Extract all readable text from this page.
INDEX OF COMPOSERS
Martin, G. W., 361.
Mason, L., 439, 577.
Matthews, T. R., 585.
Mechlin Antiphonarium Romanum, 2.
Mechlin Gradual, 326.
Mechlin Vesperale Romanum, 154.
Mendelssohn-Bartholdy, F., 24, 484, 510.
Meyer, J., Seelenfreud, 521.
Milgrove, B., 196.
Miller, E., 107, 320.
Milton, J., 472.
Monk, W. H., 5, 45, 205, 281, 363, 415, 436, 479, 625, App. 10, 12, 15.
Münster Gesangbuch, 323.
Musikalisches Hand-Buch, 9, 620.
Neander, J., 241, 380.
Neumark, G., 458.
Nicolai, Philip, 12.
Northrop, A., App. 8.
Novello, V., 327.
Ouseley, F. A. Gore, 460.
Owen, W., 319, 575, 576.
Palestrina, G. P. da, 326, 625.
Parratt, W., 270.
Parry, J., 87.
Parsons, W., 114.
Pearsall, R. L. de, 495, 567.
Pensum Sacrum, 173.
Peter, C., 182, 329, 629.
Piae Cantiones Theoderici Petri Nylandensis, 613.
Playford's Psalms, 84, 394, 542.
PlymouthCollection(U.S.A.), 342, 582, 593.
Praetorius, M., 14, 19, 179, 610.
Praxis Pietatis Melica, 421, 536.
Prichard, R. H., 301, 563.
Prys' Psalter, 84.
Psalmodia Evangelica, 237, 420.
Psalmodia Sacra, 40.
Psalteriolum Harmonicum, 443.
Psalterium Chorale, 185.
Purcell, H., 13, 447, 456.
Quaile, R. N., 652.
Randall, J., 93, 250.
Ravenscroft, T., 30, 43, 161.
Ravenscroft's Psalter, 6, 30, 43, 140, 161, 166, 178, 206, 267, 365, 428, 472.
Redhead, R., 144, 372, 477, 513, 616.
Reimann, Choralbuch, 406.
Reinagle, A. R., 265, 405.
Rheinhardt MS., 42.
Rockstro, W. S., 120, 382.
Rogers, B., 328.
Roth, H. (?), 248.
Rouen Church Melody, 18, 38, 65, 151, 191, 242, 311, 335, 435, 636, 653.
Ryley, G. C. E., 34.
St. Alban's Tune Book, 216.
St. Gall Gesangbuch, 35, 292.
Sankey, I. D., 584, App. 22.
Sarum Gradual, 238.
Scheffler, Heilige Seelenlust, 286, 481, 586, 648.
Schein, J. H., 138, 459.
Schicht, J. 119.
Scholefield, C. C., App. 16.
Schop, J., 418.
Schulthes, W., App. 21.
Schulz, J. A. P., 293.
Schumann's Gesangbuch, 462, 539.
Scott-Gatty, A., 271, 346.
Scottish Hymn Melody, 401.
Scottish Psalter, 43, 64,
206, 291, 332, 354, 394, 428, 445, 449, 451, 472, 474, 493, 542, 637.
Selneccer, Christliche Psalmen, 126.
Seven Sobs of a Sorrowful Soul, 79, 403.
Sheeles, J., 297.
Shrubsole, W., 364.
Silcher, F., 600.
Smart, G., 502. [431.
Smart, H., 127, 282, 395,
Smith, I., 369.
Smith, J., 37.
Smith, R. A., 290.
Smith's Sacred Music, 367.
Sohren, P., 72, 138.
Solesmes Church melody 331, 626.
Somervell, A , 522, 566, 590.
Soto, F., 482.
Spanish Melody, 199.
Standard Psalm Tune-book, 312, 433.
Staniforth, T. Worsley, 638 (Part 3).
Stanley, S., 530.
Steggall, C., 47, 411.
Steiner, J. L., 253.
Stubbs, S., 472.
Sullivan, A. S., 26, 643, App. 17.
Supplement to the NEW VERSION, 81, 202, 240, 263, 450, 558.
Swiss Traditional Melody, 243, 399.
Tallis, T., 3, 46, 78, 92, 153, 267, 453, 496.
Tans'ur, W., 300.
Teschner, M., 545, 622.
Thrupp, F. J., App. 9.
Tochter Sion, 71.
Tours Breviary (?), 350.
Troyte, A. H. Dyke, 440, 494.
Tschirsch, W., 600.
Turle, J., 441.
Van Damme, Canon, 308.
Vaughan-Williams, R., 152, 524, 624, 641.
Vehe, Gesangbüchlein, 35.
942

Requirement — Output the listing above without altering a single character.

Final answer —
Extract all readable text from this page.
INDEX OF COMPOSERS
Martin, G. W., 361.
Mason, L., 439, 577.
Matthews, T. R., 585.
Mechlin Antiphonarium Romanum, 2.
Mechlin Gradual, 326.
Mechlin Vesperale Romanum, 154.
Mendelssohn-Bartholdy, F., 24, 484, 510.
Meyer, J., Seelenfreud, 521.
Milgrove, B., 196.
Miller, E., 107, 320.
Milton, J., 472.
Monk, W. H., 5, 45, 205, 281, 363, 415, 436, 479, 625, App. 10, 12, 15.
Münster Gesangbuch, 323.
Musikalisches Hand-Buch, 9, 620.
Neander, J., 241, 380.
Neumark, G., 458.
Nicolai, Philip, 12.
Northrop, A., App. 8.
Novello, V., 327.
Ouseley, F. A. Gore, 460.
Owen, W., 319, 575, 576.
Palestrina, G. P. da, 326, 625.
Parratt, W., 270.
Parry, J., 87.
Parsons, W., 114.
Pearsall, R. L. de, 495, 567.
Pensum Sacrum, 173.
Peter, C., 182, 329, 629.
Piae Cantiones Theoderici Petri Nylandensis, 613.
Playford's Psalms, 84, 394, 542.
PlymouthCollection(U.S.A.), 342, 582, 593.
Praetorius, M., 14, 19, 179, 610.
Praxis Pietatis Melica, 421, 536.
Prichard, R. H., 301, 563.
Prys' Psalter, 84.
Psalmodia Evangelica, 237, 420.
Psalmodia Sacra, 40.
Psalteriolum Harmonicum, 443.
Psalterium Chorale, 185.
Purcell, H., 13, 447, 456.
Quaile, R. N., 652.
Randall, J., 93, 250.
Ravenscroft, T., 30, 43, 161.
Ravenscroft's Psalter, 6, 30, 43, 140, 161, 166, 178, 206, 267, 365, 428, 472.
Redhead, R., 144, 372, 477, 513, 616.
Reimann, Choralbuch, 406.
Reinagle, A. R., 265, 405.
Rheinhardt MS., 42.
Rockstro, W. S., 120, 382.
Rogers, B., 328.
Roth, H. (?), 248.
Rouen Church Melody, 18, 38, 65, 151, 191, 242, 311, 335, 435, 636, 653.
Ryley, G. C. E., 34.
St. Alban's Tune Book, 216.
St. Gall Gesangbuch, 35, 292.
Sankey, I. D., 584, App. 22.
Sarum Gradual, 238.
Scheffler, Heilige Seelenlust, 286, 481, 586, 648.
Schein, J. H., 138, 459.
Schicht, J. 119.
Scholefield, C. C., App. 16.
Schop, J., 418.
Schulthes, W., App. 21.
Schulz, J. A. P., 293.
Schumann's Gesangbuch, 462, 539.
Scott-Gatty, A., 271, 346.
Scottish Hymn Melody, 401.
Scottish Psalter, 43, 64,
206, 291, 332, 354, 394, 428, 445, 449, 451, 472, 474, 493, 542, 637.
Selneccer, Christliche Psalmen, 126.
Seven Sobs of a Sorrowful Soul, 79, 403.
Sheeles, J., 297.
Shrubsole, W., 364.
Silcher, F., 600.
Smart, G., 502. [431.
Smart, H., 127, 282, 395,
Smith, I., 369.
Smith, J., 37.
Smith, R. A., 290.
Smith's Sacred Music, 367.
Sohren, P., 72, 138.
Solesmes Church melody 331, 626.
Somervell, A , 522, 566, 590.
Soto, F., 482.
Spanish Melody, 199.
Standard Psalm Tune-book, 312, 433.
Staniforth, T. Worsley, 638 (Part 3).
Stanley, S., 530.
Steggall, C., 47, 411.
Steiner, J. L., 253.
Stubbs, S., 472.
Sullivan, A. S., 26, 643, App. 17.
Supplement to the NEW VERSION, 81, 202, 240, 263, 450, 558.
Swiss Traditional Melody, 243, 399.
Tallis, T., 3, 46, 78, 92, 153, 267, 453, 496.
Tans'ur, W., 300.
Teschner, M., 545, 622.
Thrupp, F. J., App. 9.
Tochter Sion, 71.
Tours Breviary (?), 350.
Troyte, A. H. Dyke, 440, 494.
Tschirsch, W., 600.
Turle, J., 441.
Van Damme, Canon, 308.
Vaughan-Williams, R., 152, 524, 624, 641.
Vehe, Gesangbüchlein, 35.
942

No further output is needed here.